Aim of the exercise: Drop the images; return everything else in the listing below exactly.

* Begin *

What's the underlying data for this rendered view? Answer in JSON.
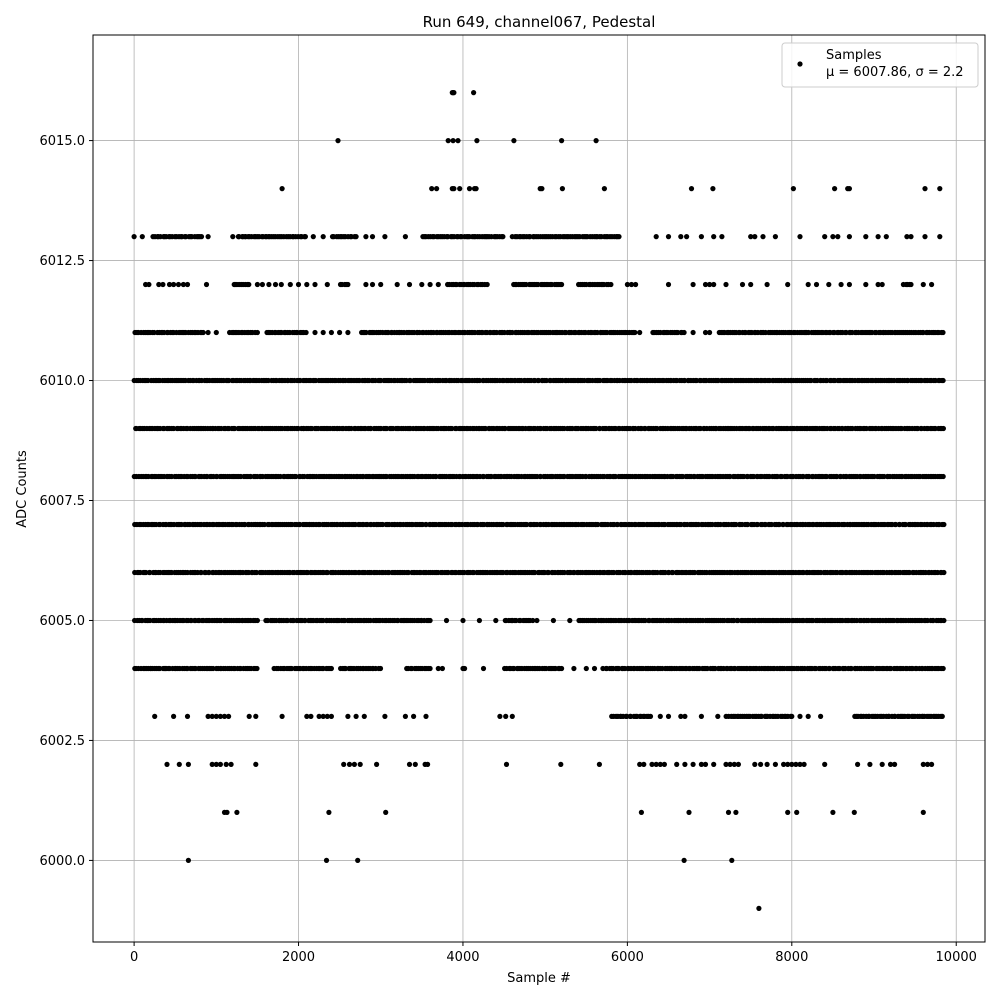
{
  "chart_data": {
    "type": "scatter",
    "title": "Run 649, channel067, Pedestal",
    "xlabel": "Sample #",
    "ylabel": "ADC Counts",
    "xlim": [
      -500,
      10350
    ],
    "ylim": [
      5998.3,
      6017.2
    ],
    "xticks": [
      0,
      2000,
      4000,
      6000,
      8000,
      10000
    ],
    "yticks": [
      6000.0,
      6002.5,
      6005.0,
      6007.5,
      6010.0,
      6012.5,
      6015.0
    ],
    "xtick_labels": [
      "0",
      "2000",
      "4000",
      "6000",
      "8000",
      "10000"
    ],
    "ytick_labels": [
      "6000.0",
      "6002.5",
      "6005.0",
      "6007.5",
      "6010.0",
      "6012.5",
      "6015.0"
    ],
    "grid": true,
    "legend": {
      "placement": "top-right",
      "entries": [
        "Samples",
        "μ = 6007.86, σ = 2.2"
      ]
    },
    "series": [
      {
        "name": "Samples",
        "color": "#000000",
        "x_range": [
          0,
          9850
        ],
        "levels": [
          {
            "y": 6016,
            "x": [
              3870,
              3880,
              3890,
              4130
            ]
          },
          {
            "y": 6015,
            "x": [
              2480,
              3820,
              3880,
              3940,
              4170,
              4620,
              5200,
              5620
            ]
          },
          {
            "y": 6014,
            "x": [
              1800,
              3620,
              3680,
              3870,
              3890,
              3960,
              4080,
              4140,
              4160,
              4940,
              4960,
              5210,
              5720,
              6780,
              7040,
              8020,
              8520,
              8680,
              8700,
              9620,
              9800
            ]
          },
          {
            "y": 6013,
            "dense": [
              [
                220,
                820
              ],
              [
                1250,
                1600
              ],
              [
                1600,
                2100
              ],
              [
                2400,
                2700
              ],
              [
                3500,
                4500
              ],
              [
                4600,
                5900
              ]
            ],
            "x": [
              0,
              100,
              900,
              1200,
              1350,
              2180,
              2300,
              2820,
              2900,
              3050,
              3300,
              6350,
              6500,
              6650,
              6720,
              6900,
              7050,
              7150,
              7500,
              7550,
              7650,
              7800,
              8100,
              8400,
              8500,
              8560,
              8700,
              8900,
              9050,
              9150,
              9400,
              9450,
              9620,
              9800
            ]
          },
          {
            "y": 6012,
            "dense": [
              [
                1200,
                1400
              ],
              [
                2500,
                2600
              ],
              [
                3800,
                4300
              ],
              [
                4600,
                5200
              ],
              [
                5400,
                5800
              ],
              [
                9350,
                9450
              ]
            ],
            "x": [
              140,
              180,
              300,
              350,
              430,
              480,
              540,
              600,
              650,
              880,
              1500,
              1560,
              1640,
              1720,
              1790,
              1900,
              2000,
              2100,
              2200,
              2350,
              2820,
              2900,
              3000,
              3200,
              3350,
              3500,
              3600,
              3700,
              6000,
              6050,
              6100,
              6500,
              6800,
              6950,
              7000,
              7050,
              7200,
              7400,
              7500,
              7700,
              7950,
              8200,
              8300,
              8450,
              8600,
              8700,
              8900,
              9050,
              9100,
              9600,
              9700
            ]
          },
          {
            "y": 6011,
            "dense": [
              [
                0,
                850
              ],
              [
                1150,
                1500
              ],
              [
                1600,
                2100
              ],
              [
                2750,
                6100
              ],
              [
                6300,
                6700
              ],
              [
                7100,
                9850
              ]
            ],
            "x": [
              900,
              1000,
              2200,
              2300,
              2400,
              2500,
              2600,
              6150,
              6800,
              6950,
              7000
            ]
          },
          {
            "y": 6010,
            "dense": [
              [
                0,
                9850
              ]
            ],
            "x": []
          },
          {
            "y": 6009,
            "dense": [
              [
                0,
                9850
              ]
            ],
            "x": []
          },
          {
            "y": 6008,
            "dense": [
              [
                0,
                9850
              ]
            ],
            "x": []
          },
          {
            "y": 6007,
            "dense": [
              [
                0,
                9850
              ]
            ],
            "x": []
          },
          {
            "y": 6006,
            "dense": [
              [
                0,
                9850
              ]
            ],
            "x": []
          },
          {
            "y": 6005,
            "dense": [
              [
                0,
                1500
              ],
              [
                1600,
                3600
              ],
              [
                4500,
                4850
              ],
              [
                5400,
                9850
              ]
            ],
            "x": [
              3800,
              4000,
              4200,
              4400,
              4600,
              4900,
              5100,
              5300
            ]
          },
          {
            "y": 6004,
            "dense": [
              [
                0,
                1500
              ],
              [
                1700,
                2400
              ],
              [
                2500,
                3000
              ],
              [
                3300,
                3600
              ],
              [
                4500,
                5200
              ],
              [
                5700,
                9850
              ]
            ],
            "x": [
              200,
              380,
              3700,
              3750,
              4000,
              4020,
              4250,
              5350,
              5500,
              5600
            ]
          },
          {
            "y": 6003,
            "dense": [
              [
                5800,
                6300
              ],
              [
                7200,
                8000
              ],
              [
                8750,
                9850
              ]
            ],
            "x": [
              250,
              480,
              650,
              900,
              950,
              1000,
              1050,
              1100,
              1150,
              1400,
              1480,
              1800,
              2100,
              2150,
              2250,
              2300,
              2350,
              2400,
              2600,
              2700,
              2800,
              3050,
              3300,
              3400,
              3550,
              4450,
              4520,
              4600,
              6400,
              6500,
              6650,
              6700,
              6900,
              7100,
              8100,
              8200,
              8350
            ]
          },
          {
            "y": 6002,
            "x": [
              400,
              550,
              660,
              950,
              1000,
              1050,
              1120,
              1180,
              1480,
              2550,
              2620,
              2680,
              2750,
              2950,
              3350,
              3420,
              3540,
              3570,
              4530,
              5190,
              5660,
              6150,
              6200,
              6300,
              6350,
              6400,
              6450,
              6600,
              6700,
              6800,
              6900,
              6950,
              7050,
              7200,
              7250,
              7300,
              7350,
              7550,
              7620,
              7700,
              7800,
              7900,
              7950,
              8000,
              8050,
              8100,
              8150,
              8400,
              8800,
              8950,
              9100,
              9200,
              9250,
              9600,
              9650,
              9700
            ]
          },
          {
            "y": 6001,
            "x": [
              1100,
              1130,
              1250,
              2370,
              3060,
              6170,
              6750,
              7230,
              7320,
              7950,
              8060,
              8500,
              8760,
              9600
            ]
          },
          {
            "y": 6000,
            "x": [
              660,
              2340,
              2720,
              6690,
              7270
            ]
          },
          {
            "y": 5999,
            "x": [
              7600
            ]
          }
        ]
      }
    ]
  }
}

* End *

Task output:
What's the underlying data for this rendered view? Answer in JSON.
{
  "chart_data": {
    "type": "scatter",
    "title": "Run 649, channel067, Pedestal",
    "xlabel": "Sample #",
    "ylabel": "ADC Counts",
    "xlim": [
      -500,
      10350
    ],
    "ylim": [
      5998.3,
      6017.2
    ],
    "xticks": [
      0,
      2000,
      4000,
      6000,
      8000,
      10000
    ],
    "yticks": [
      6000.0,
      6002.5,
      6005.0,
      6007.5,
      6010.0,
      6012.5,
      6015.0
    ],
    "xtick_labels": [
      "0",
      "2000",
      "4000",
      "6000",
      "8000",
      "10000"
    ],
    "ytick_labels": [
      "6000.0",
      "6002.5",
      "6005.0",
      "6007.5",
      "6010.0",
      "6012.5",
      "6015.0"
    ],
    "grid": true,
    "legend": {
      "placement": "top-right",
      "entries": [
        "Samples",
        "μ = 6007.86, σ = 2.2"
      ]
    },
    "series": [
      {
        "name": "Samples",
        "color": "#000000",
        "x_range": [
          0,
          9850
        ],
        "levels": [
          {
            "y": 6016,
            "x": [
              3870,
              3880,
              3890,
              4130
            ]
          },
          {
            "y": 6015,
            "x": [
              2480,
              3820,
              3880,
              3940,
              4170,
              4620,
              5200,
              5620
            ]
          },
          {
            "y": 6014,
            "x": [
              1800,
              3620,
              3680,
              3870,
              3890,
              3960,
              4080,
              4140,
              4160,
              4940,
              4960,
              5210,
              5720,
              6780,
              7040,
              8020,
              8520,
              8680,
              8700,
              9620,
              9800
            ]
          },
          {
            "y": 6013,
            "dense": [
              [
                220,
                820
              ],
              [
                1250,
                1600
              ],
              [
                1600,
                2100
              ],
              [
                2400,
                2700
              ],
              [
                3500,
                4500
              ],
              [
                4600,
                5900
              ]
            ],
            "x": [
              0,
              100,
              900,
              1200,
              1350,
              2180,
              2300,
              2820,
              2900,
              3050,
              3300,
              6350,
              6500,
              6650,
              6720,
              6900,
              7050,
              7150,
              7500,
              7550,
              7650,
              7800,
              8100,
              8400,
              8500,
              8560,
              8700,
              8900,
              9050,
              9150,
              9400,
              9450,
              9620,
              9800
            ]
          },
          {
            "y": 6012,
            "dense": [
              [
                1200,
                1400
              ],
              [
                2500,
                2600
              ],
              [
                3800,
                4300
              ],
              [
                4600,
                5200
              ],
              [
                5400,
                5800
              ],
              [
                9350,
                9450
              ]
            ],
            "x": [
              140,
              180,
              300,
              350,
              430,
              480,
              540,
              600,
              650,
              880,
              1500,
              1560,
              1640,
              1720,
              1790,
              1900,
              2000,
              2100,
              2200,
              2350,
              2820,
              2900,
              3000,
              3200,
              3350,
              3500,
              3600,
              3700,
              6000,
              6050,
              6100,
              6500,
              6800,
              6950,
              7000,
              7050,
              7200,
              7400,
              7500,
              7700,
              7950,
              8200,
              8300,
              8450,
              8600,
              8700,
              8900,
              9050,
              9100,
              9600,
              9700
            ]
          },
          {
            "y": 6011,
            "dense": [
              [
                0,
                850
              ],
              [
                1150,
                1500
              ],
              [
                1600,
                2100
              ],
              [
                2750,
                6100
              ],
              [
                6300,
                6700
              ],
              [
                7100,
                9850
              ]
            ],
            "x": [
              900,
              1000,
              2200,
              2300,
              2400,
              2500,
              2600,
              6150,
              6800,
              6950,
              7000
            ]
          },
          {
            "y": 6010,
            "dense": [
              [
                0,
                9850
              ]
            ],
            "x": []
          },
          {
            "y": 6009,
            "dense": [
              [
                0,
                9850
              ]
            ],
            "x": []
          },
          {
            "y": 6008,
            "dense": [
              [
                0,
                9850
              ]
            ],
            "x": []
          },
          {
            "y": 6007,
            "dense": [
              [
                0,
                9850
              ]
            ],
            "x": []
          },
          {
            "y": 6006,
            "dense": [
              [
                0,
                9850
              ]
            ],
            "x": []
          },
          {
            "y": 6005,
            "dense": [
              [
                0,
                1500
              ],
              [
                1600,
                3600
              ],
              [
                4500,
                4850
              ],
              [
                5400,
                9850
              ]
            ],
            "x": [
              3800,
              4000,
              4200,
              4400,
              4600,
              4900,
              5100,
              5300
            ]
          },
          {
            "y": 6004,
            "dense": [
              [
                0,
                1500
              ],
              [
                1700,
                2400
              ],
              [
                2500,
                3000
              ],
              [
                3300,
                3600
              ],
              [
                4500,
                5200
              ],
              [
                5700,
                9850
              ]
            ],
            "x": [
              200,
              380,
              3700,
              3750,
              4000,
              4020,
              4250,
              5350,
              5500,
              5600
            ]
          },
          {
            "y": 6003,
            "dense": [
              [
                5800,
                6300
              ],
              [
                7200,
                8000
              ],
              [
                8750,
                9850
              ]
            ],
            "x": [
              250,
              480,
              650,
              900,
              950,
              1000,
              1050,
              1100,
              1150,
              1400,
              1480,
              1800,
              2100,
              2150,
              2250,
              2300,
              2350,
              2400,
              2600,
              2700,
              2800,
              3050,
              3300,
              3400,
              3550,
              4450,
              4520,
              4600,
              6400,
              6500,
              6650,
              6700,
              6900,
              7100,
              8100,
              8200,
              8350
            ]
          },
          {
            "y": 6002,
            "x": [
              400,
              550,
              660,
              950,
              1000,
              1050,
              1120,
              1180,
              1480,
              2550,
              2620,
              2680,
              2750,
              2950,
              3350,
              3420,
              3540,
              3570,
              4530,
              5190,
              5660,
              6150,
              6200,
              6300,
              6350,
              6400,
              6450,
              6600,
              6700,
              6800,
              6900,
              6950,
              7050,
              7200,
              7250,
              7300,
              7350,
              7550,
              7620,
              7700,
              7800,
              7900,
              7950,
              8000,
              8050,
              8100,
              8150,
              8400,
              8800,
              8950,
              9100,
              9200,
              9250,
              9600,
              9650,
              9700
            ]
          },
          {
            "y": 6001,
            "x": [
              1100,
              1130,
              1250,
              2370,
              3060,
              6170,
              6750,
              7230,
              7320,
              7950,
              8060,
              8500,
              8760,
              9600
            ]
          },
          {
            "y": 6000,
            "x": [
              660,
              2340,
              2720,
              6690,
              7270
            ]
          },
          {
            "y": 5999,
            "x": [
              7600
            ]
          }
        ]
      }
    ]
  }
}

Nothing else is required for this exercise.